- **To be done**: Exactly reproduce the entries, dropping any pictures from your copy.

- **Excerpted records**:
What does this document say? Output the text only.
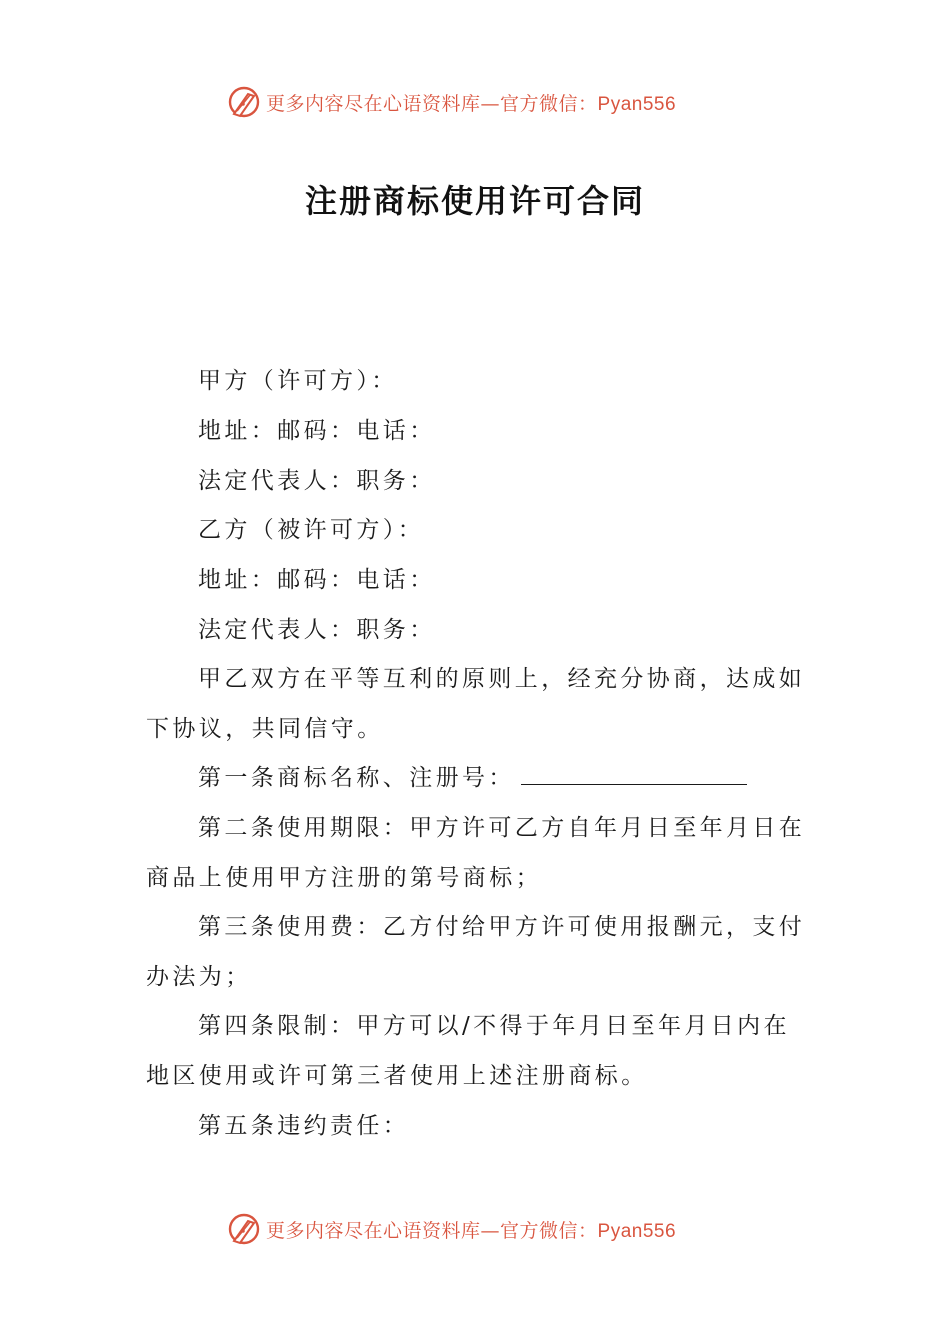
更多内容尽在心语资料库—官方微信：Pyan556
注册商标使用许可合同

甲方（许可方）：

地址：邮码：电话：

法定代表人：职务：

乙方（被许可方）：

地址：邮码：电话：

法定代表人：职务：

甲乙双方在平等互利的原则上，经充分协商，达成如下协议，共同信守。

第一条商标名称、注册号：

第二条使用期限：甲方许可乙方自年月日至年月日在商品上使用甲方注册的第号商标；

第三条使用费：乙方付给甲方许可使用报酬元，支付办法为；

第四条限制：甲方可以/不得于年月日至年月日内在地区使用或许可第三者使用上述注册商标。

第五条违约责任：

更多内容尽在心语资料库—官方微信：Pyan556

- **Final result**:
What does this document say? Output the text only.
更多内容尽在心语资料库—官方微信：Pyan556
注册商标使用许可合同

甲方（许可方）：

地址：邮码：电话：

法定代表人：职务：

乙方（被许可方）：

地址：邮码：电话：

法定代表人：职务：

甲乙双方在平等互利的原则上，经充分协商，达成如下协议，共同信守。

第一条商标名称、注册号：

第二条使用期限：甲方许可乙方自年月日至年月日在商品上使用甲方注册的第号商标；

第三条使用费：乙方付给甲方许可使用报酬元，支付办法为；

第四条限制：甲方可以/不得于年月日至年月日内在地区使用或许可第三者使用上述注册商标。

第五条违约责任：

更多内容尽在心语资料库—官方微信：Pyan556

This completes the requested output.